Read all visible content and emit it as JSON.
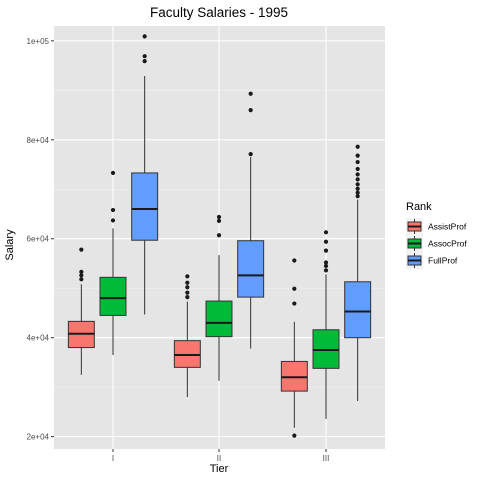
{
  "chart_data": {
    "type": "boxplot",
    "title": "Faculty Salaries - 1995",
    "xlabel": "Tier",
    "ylabel": "Salary",
    "ylim": [
      17500,
      103000
    ],
    "yticks": [
      20000,
      40000,
      60000,
      80000,
      100000
    ],
    "ytick_labels": [
      "2e+04",
      "4e+04",
      "6e+04",
      "8e+04",
      "1e+05"
    ],
    "categories": [
      "I",
      "II",
      "III"
    ],
    "grid": true,
    "legend": {
      "title": "Rank",
      "placement": "right",
      "entries": [
        "AssistProf",
        "AssocProf",
        "FullProf"
      ]
    },
    "series": [
      {
        "name": "AssistProf",
        "color": "#f8766d",
        "boxes": [
          {
            "category": "I",
            "min": 32500,
            "q1": 38000,
            "median": 40800,
            "q3": 43300,
            "max": 50800,
            "outliers": [
              51800,
              52600,
              53300,
              57800
            ]
          },
          {
            "category": "II",
            "min": 28000,
            "q1": 34000,
            "median": 36500,
            "q3": 39400,
            "max": 47300,
            "outliers": [
              48200,
              49100,
              50200,
              51100,
              52400
            ]
          },
          {
            "category": "III",
            "min": 21800,
            "q1": 29200,
            "median": 32000,
            "q3": 35200,
            "max": 43200,
            "outliers": [
              20200,
              46900,
              49900,
              55600
            ]
          }
        ]
      },
      {
        "name": "AssocProf",
        "color": "#00ba38",
        "boxes": [
          {
            "category": "I",
            "min": 36500,
            "q1": 44500,
            "median": 48000,
            "q3": 52200,
            "max": 62100,
            "outliers": [
              63700,
              65800,
              73300
            ]
          },
          {
            "category": "II",
            "min": 31300,
            "q1": 40200,
            "median": 43000,
            "q3": 47400,
            "max": 56700,
            "outliers": [
              60700,
              63600,
              64400
            ]
          },
          {
            "category": "III",
            "min": 23600,
            "q1": 33800,
            "median": 37500,
            "q3": 41600,
            "max": 52800,
            "outliers": [
              53600,
              54500,
              55200,
              57600,
              59400,
              61300
            ]
          }
        ]
      },
      {
        "name": "FullProf",
        "color": "#619cff",
        "boxes": [
          {
            "category": "I",
            "min": 44700,
            "q1": 59700,
            "median": 66000,
            "q3": 73300,
            "max": 92900,
            "outliers": [
              95900,
              96900,
              100900
            ]
          },
          {
            "category": "II",
            "min": 37800,
            "q1": 48200,
            "median": 52600,
            "q3": 59600,
            "max": 76500,
            "outliers": [
              77100,
              86000,
              89300
            ]
          },
          {
            "category": "III",
            "min": 27200,
            "q1": 40000,
            "median": 45300,
            "q3": 51300,
            "max": 67900,
            "outliers": [
              68600,
              69300,
              70100,
              71000,
              72000,
              73000,
              74100,
              75500,
              76800,
              78600
            ]
          }
        ]
      }
    ]
  }
}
════════════════════
== Written task ==
Quote all the lines above exactly as given. Do not include the pictures.

== Answer to the exercise ==
Read all visible content and emit it as JSON.
{
  "chart_data": {
    "type": "boxplot",
    "title": "Faculty Salaries - 1995",
    "xlabel": "Tier",
    "ylabel": "Salary",
    "ylim": [
      17500,
      103000
    ],
    "yticks": [
      20000,
      40000,
      60000,
      80000,
      100000
    ],
    "ytick_labels": [
      "2e+04",
      "4e+04",
      "6e+04",
      "8e+04",
      "1e+05"
    ],
    "categories": [
      "I",
      "II",
      "III"
    ],
    "grid": true,
    "legend": {
      "title": "Rank",
      "placement": "right",
      "entries": [
        "AssistProf",
        "AssocProf",
        "FullProf"
      ]
    },
    "series": [
      {
        "name": "AssistProf",
        "color": "#f8766d",
        "boxes": [
          {
            "category": "I",
            "min": 32500,
            "q1": 38000,
            "median": 40800,
            "q3": 43300,
            "max": 50800,
            "outliers": [
              51800,
              52600,
              53300,
              57800
            ]
          },
          {
            "category": "II",
            "min": 28000,
            "q1": 34000,
            "median": 36500,
            "q3": 39400,
            "max": 47300,
            "outliers": [
              48200,
              49100,
              50200,
              51100,
              52400
            ]
          },
          {
            "category": "III",
            "min": 21800,
            "q1": 29200,
            "median": 32000,
            "q3": 35200,
            "max": 43200,
            "outliers": [
              20200,
              46900,
              49900,
              55600
            ]
          }
        ]
      },
      {
        "name": "AssocProf",
        "color": "#00ba38",
        "boxes": [
          {
            "category": "I",
            "min": 36500,
            "q1": 44500,
            "median": 48000,
            "q3": 52200,
            "max": 62100,
            "outliers": [
              63700,
              65800,
              73300
            ]
          },
          {
            "category": "II",
            "min": 31300,
            "q1": 40200,
            "median": 43000,
            "q3": 47400,
            "max": 56700,
            "outliers": [
              60700,
              63600,
              64400
            ]
          },
          {
            "category": "III",
            "min": 23600,
            "q1": 33800,
            "median": 37500,
            "q3": 41600,
            "max": 52800,
            "outliers": [
              53600,
              54500,
              55200,
              57600,
              59400,
              61300
            ]
          }
        ]
      },
      {
        "name": "FullProf",
        "color": "#619cff",
        "boxes": [
          {
            "category": "I",
            "min": 44700,
            "q1": 59700,
            "median": 66000,
            "q3": 73300,
            "max": 92900,
            "outliers": [
              95900,
              96900,
              100900
            ]
          },
          {
            "category": "II",
            "min": 37800,
            "q1": 48200,
            "median": 52600,
            "q3": 59600,
            "max": 76500,
            "outliers": [
              77100,
              86000,
              89300
            ]
          },
          {
            "category": "III",
            "min": 27200,
            "q1": 40000,
            "median": 45300,
            "q3": 51300,
            "max": 67900,
            "outliers": [
              68600,
              69300,
              70100,
              71000,
              72000,
              73000,
              74100,
              75500,
              76800,
              78600
            ]
          }
        ]
      }
    ]
  }
}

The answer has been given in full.